───── Extracted entries ─────

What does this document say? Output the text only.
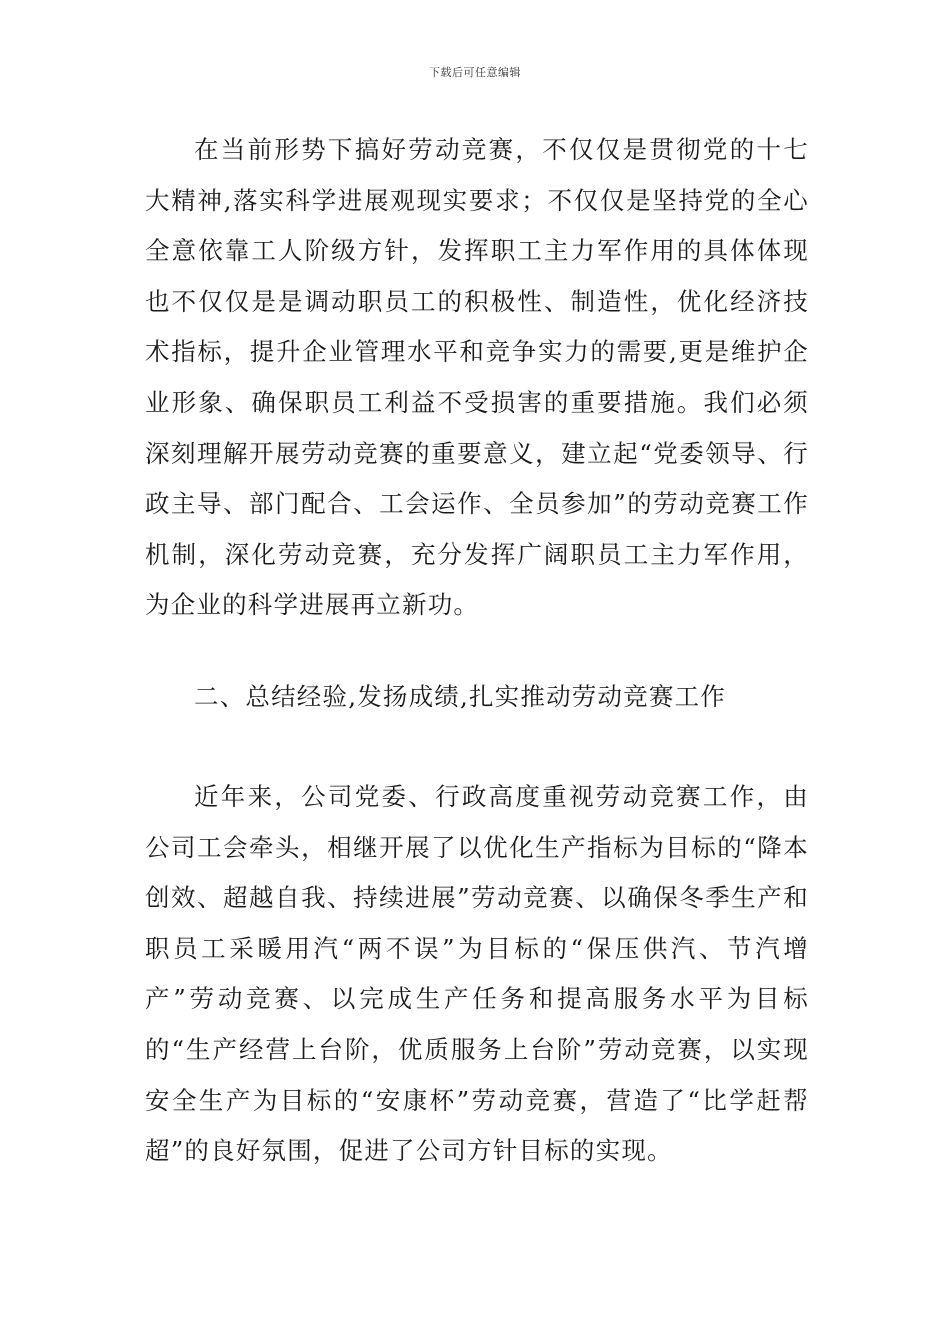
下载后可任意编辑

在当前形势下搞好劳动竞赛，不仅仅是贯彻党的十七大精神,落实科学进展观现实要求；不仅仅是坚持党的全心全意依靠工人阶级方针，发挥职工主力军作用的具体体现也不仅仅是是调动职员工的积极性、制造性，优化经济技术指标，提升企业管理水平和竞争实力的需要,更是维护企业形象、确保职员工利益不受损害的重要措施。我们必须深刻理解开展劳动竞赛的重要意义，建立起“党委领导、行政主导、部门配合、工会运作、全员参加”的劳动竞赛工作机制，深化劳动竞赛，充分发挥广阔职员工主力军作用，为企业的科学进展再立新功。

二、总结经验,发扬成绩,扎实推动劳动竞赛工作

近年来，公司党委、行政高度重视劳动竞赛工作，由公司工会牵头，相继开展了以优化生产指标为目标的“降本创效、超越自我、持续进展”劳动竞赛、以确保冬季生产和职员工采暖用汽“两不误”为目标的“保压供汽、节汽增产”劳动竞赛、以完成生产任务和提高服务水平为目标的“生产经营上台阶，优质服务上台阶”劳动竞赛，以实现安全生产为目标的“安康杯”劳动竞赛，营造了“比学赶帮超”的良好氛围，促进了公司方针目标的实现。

─────

> What this task involves: Write the lines above out again exactly, without any of their pictures.

> Expected answer:
What does this document say? Output the text only.
下载后可任意编辑

在当前形势下搞好劳动竞赛，不仅仅是贯彻党的十七大精神,落实科学进展观现实要求；不仅仅是坚持党的全心全意依靠工人阶级方针，发挥职工主力军作用的具体体现也不仅仅是是调动职员工的积极性、制造性，优化经济技术指标，提升企业管理水平和竞争实力的需要,更是维护企业形象、确保职员工利益不受损害的重要措施。我们必须深刻理解开展劳动竞赛的重要意义，建立起“党委领导、行政主导、部门配合、工会运作、全员参加”的劳动竞赛工作机制，深化劳动竞赛，充分发挥广阔职员工主力军作用，为企业的科学进展再立新功。

二、总结经验,发扬成绩,扎实推动劳动竞赛工作

近年来，公司党委、行政高度重视劳动竞赛工作，由公司工会牵头，相继开展了以优化生产指标为目标的“降本创效、超越自我、持续进展”劳动竞赛、以确保冬季生产和职员工采暖用汽“两不误”为目标的“保压供汽、节汽增产”劳动竞赛、以完成生产任务和提高服务水平为目标的“生产经营上台阶，优质服务上台阶”劳动竞赛，以实现安全生产为目标的“安康杯”劳动竞赛，营造了“比学赶帮超”的良好氛围，促进了公司方针目标的实现。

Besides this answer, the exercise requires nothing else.